━━━ TASK INPUTS

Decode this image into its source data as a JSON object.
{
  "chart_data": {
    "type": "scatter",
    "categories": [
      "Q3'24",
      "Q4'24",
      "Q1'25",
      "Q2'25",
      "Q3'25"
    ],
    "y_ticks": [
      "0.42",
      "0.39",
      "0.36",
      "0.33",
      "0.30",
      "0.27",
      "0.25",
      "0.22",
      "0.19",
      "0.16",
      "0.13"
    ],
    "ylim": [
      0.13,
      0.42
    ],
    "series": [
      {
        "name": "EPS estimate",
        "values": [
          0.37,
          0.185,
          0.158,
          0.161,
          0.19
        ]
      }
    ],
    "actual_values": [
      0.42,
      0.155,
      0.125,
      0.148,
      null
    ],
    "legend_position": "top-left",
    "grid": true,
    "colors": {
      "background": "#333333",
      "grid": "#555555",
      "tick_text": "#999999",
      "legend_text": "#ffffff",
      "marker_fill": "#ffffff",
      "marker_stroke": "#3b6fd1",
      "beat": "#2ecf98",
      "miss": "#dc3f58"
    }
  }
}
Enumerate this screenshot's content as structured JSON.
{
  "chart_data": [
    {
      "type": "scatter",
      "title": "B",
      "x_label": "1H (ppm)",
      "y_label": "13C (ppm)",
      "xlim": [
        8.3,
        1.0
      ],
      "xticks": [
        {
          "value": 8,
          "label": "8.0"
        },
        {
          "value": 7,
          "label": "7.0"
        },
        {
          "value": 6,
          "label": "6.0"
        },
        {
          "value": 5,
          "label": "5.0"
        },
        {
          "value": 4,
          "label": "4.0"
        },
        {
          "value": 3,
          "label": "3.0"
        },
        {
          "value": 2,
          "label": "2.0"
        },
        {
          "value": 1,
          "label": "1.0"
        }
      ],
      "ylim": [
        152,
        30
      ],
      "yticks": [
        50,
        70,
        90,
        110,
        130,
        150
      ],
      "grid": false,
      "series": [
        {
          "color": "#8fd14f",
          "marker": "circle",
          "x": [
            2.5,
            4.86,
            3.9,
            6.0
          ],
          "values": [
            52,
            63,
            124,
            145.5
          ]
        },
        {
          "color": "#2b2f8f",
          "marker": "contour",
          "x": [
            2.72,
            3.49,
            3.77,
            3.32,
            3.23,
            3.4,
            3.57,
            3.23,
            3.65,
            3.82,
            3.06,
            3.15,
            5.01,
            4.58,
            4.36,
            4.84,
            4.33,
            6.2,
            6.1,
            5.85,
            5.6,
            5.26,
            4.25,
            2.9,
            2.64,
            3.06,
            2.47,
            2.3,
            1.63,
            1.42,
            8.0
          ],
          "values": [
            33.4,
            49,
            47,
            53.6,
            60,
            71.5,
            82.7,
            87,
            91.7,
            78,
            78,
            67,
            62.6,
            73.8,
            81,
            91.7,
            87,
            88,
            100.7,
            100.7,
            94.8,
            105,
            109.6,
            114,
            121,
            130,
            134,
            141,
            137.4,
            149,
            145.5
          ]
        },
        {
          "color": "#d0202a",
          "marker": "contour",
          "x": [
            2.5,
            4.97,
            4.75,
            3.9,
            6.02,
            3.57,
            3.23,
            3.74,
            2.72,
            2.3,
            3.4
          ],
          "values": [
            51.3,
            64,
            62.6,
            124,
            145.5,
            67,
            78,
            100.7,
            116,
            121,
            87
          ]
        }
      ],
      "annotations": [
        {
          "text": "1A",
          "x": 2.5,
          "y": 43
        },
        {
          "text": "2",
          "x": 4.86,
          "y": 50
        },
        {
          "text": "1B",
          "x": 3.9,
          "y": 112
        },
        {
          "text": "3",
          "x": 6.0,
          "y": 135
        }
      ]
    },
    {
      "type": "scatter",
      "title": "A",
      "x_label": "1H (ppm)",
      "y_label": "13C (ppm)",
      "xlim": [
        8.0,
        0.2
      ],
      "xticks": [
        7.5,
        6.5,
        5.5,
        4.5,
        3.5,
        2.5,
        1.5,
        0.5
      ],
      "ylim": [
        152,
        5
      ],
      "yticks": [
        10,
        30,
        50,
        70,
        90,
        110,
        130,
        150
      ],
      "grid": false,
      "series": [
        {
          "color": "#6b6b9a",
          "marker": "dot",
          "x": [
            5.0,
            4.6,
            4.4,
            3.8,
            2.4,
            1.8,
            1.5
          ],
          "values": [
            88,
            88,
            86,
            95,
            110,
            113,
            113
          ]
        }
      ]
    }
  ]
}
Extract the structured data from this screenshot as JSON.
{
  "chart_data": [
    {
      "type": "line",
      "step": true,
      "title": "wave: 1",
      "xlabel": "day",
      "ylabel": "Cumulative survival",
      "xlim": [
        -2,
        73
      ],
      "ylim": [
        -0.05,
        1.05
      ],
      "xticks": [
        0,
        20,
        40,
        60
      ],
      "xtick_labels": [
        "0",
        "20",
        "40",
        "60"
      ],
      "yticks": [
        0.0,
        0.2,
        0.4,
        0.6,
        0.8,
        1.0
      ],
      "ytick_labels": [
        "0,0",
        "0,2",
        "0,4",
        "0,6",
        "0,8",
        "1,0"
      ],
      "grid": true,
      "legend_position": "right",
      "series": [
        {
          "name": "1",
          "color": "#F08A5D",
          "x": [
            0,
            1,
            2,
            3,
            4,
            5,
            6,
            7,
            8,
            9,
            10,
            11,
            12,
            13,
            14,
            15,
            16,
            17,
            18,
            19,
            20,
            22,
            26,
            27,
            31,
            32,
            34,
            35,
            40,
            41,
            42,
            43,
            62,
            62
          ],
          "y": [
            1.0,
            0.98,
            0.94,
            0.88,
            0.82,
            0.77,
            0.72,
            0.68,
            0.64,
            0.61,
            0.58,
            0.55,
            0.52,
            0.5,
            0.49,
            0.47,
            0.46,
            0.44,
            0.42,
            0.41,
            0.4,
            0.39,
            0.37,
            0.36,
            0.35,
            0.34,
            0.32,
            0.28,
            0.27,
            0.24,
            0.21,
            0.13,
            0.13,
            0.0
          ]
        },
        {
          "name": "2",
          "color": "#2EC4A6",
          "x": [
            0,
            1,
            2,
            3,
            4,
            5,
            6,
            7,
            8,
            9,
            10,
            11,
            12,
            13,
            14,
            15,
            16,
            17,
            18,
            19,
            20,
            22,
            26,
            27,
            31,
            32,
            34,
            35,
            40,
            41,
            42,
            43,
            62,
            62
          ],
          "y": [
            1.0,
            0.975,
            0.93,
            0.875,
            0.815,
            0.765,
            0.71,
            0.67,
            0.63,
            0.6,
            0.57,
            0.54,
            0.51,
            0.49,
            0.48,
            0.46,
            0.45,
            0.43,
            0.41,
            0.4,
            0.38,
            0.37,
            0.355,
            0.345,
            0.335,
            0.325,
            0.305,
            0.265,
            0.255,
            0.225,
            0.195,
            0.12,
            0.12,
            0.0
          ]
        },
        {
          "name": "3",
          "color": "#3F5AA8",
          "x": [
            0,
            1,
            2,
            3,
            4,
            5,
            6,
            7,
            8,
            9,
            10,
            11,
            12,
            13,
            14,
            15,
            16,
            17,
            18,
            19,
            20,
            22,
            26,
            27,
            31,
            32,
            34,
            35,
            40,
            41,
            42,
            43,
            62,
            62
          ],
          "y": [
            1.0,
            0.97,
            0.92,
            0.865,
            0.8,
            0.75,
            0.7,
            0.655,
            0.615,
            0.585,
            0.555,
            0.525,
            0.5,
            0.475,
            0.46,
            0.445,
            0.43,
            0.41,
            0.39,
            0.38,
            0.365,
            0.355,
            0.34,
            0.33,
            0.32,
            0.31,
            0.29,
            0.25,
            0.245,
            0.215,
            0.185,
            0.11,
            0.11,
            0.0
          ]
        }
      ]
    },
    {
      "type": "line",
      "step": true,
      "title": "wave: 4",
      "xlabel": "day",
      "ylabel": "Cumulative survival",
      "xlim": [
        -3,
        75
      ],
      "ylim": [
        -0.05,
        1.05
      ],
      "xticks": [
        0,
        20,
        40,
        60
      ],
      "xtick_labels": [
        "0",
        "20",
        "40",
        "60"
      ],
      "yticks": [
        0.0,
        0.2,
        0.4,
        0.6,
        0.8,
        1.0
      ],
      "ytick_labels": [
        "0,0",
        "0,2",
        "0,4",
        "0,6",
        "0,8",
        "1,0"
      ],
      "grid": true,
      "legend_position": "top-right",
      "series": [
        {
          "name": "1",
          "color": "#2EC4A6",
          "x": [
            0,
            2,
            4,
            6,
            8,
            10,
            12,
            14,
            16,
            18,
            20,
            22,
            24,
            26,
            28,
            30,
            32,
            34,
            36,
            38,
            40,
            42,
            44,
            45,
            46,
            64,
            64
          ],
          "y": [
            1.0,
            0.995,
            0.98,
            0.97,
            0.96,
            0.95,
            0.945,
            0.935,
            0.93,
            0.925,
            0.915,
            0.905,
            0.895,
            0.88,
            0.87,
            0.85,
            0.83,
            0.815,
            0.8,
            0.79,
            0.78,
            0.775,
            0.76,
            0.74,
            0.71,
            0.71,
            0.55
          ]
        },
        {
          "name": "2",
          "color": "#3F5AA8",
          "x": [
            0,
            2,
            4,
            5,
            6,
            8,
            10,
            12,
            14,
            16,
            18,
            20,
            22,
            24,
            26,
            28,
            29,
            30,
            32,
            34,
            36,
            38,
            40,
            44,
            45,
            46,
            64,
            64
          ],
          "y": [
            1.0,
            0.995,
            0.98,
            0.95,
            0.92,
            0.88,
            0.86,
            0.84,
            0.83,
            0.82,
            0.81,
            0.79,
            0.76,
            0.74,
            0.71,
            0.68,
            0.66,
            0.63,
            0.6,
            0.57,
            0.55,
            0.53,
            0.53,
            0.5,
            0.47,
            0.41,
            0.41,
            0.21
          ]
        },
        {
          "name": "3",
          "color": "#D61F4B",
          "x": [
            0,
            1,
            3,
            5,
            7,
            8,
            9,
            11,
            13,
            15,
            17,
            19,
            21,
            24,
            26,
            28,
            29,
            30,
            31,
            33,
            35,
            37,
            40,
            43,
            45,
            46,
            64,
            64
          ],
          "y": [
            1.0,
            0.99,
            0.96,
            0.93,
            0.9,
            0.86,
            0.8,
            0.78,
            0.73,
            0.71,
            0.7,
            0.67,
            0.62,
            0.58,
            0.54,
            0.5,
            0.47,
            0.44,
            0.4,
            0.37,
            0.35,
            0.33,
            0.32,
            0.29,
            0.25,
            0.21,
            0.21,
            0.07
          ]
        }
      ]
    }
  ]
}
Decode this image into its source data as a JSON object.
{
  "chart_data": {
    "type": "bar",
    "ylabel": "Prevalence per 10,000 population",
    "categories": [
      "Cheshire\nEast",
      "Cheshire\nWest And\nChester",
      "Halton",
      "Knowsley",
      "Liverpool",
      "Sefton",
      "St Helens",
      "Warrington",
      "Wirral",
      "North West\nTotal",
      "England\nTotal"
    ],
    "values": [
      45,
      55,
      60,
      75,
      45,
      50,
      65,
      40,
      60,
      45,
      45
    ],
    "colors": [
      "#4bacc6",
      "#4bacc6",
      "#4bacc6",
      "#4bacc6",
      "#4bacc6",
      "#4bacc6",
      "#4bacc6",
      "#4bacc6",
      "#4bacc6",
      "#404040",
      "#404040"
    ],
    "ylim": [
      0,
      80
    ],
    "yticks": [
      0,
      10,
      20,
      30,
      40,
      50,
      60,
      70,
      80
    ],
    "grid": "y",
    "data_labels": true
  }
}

━━━━━━

_SET PROBLEM_: In the material above, find each line that contains the word "right", and select it.

_SOLUTION_:
      "legend_position": "right",
      "legend_position": "top-right",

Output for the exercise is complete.